What you are asked to do → Print the entries below word for word; the pictures stay out of your copy.

Materials provided →
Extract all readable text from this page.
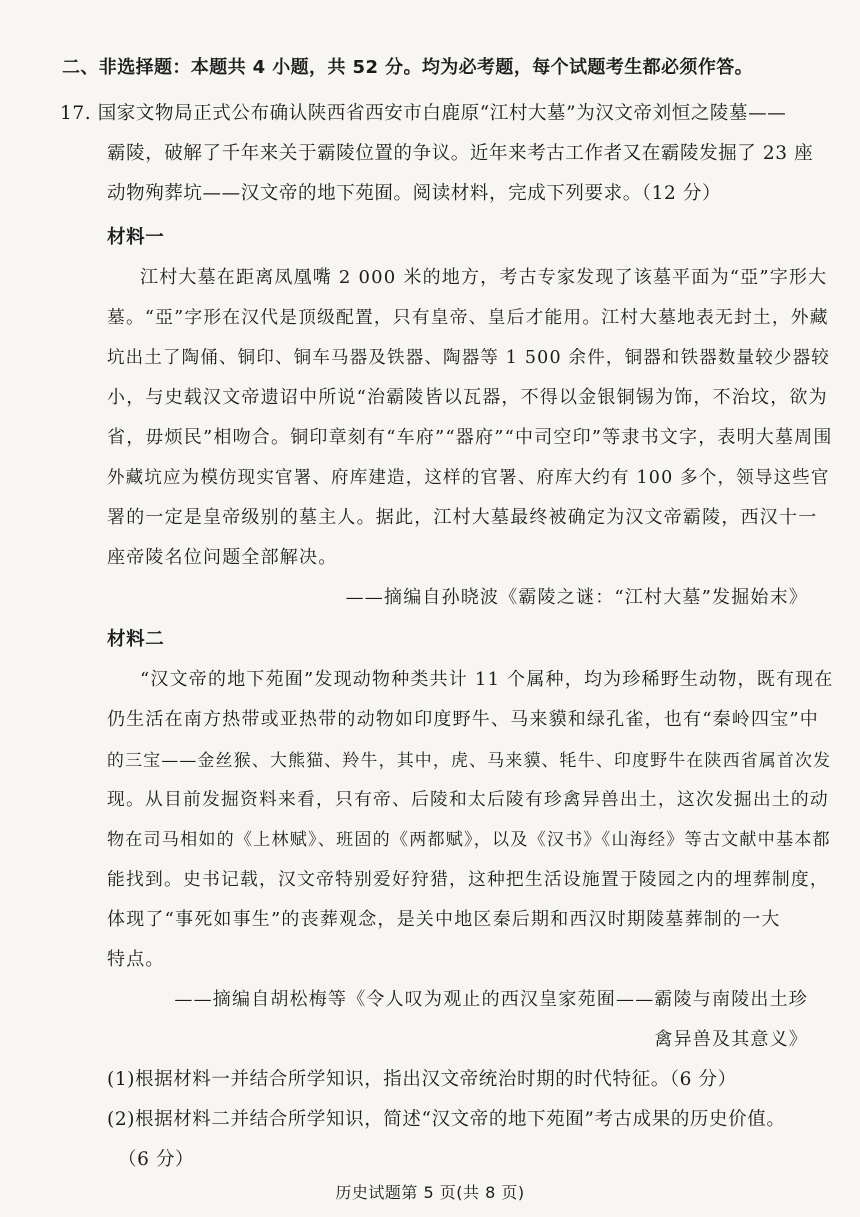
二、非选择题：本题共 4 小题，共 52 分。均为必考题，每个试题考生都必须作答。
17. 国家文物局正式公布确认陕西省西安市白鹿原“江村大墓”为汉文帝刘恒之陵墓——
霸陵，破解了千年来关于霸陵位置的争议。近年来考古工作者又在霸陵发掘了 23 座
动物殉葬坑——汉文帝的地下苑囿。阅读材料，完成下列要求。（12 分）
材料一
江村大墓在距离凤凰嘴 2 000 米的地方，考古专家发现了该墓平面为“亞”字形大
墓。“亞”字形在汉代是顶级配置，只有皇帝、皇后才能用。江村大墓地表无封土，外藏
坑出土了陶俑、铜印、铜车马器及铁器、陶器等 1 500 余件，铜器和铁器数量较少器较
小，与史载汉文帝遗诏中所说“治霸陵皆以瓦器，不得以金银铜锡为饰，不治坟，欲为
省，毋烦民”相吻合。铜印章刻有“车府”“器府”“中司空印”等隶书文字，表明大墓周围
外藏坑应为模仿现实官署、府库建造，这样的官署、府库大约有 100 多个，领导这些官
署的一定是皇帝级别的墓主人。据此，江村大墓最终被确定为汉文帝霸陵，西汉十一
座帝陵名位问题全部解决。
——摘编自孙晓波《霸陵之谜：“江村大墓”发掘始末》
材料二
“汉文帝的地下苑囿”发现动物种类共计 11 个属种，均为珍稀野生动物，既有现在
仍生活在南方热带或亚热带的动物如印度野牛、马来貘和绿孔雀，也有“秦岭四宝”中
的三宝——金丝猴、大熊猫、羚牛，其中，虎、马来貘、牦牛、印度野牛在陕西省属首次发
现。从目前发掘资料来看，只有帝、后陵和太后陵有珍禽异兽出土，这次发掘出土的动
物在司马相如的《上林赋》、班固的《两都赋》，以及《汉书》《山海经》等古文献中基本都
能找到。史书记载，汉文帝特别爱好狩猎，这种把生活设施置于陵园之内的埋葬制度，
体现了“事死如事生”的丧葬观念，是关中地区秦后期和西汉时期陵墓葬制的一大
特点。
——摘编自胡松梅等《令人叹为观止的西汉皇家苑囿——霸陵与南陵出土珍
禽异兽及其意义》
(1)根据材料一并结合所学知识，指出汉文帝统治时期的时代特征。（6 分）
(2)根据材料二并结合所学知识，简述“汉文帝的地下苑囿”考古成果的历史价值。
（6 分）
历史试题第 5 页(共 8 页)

Response for this exercise →
Extract all readable text from this page.
二、非选择题：本题共 4 小题，共 52 分。均为必考题，每个试题考生都必须作答。
17. 国家文物局正式公布确认陕西省西安市白鹿原“江村大墓”为汉文帝刘恒之陵墓——
霸陵，破解了千年来关于霸陵位置的争议。近年来考古工作者又在霸陵发掘了 23 座
动物殉葬坑——汉文帝的地下苑囿。阅读材料，完成下列要求。（12 分）
材料一
江村大墓在距离凤凰嘴 2 000 米的地方，考古专家发现了该墓平面为“亞”字形大
墓。“亞”字形在汉代是顶级配置，只有皇帝、皇后才能用。江村大墓地表无封土，外藏
坑出土了陶俑、铜印、铜车马器及铁器、陶器等 1 500 余件，铜器和铁器数量较少器较
小，与史载汉文帝遗诏中所说“治霸陵皆以瓦器，不得以金银铜锡为饰，不治坟，欲为
省，毋烦民”相吻合。铜印章刻有“车府”“器府”“中司空印”等隶书文字，表明大墓周围
外藏坑应为模仿现实官署、府库建造，这样的官署、府库大约有 100 多个，领导这些官
署的一定是皇帝级别的墓主人。据此，江村大墓最终被确定为汉文帝霸陵，西汉十一
座帝陵名位问题全部解决。
——摘编自孙晓波《霸陵之谜：“江村大墓”发掘始末》
材料二
“汉文帝的地下苑囿”发现动物种类共计 11 个属种，均为珍稀野生动物，既有现在
仍生活在南方热带或亚热带的动物如印度野牛、马来貘和绿孔雀，也有“秦岭四宝”中
的三宝——金丝猴、大熊猫、羚牛，其中，虎、马来貘、牦牛、印度野牛在陕西省属首次发
现。从目前发掘资料来看，只有帝、后陵和太后陵有珍禽异兽出土，这次发掘出土的动
物在司马相如的《上林赋》、班固的《两都赋》，以及《汉书》《山海经》等古文献中基本都
能找到。史书记载，汉文帝特别爱好狩猎，这种把生活设施置于陵园之内的埋葬制度，
体现了“事死如事生”的丧葬观念，是关中地区秦后期和西汉时期陵墓葬制的一大
特点。
——摘编自胡松梅等《令人叹为观止的西汉皇家苑囿——霸陵与南陵出土珍
禽异兽及其意义》
(1)根据材料一并结合所学知识，指出汉文帝统治时期的时代特征。（6 分）
(2)根据材料二并结合所学知识，简述“汉文帝的地下苑囿”考古成果的历史价值。
（6 分）
历史试题第 5 页(共 8 页)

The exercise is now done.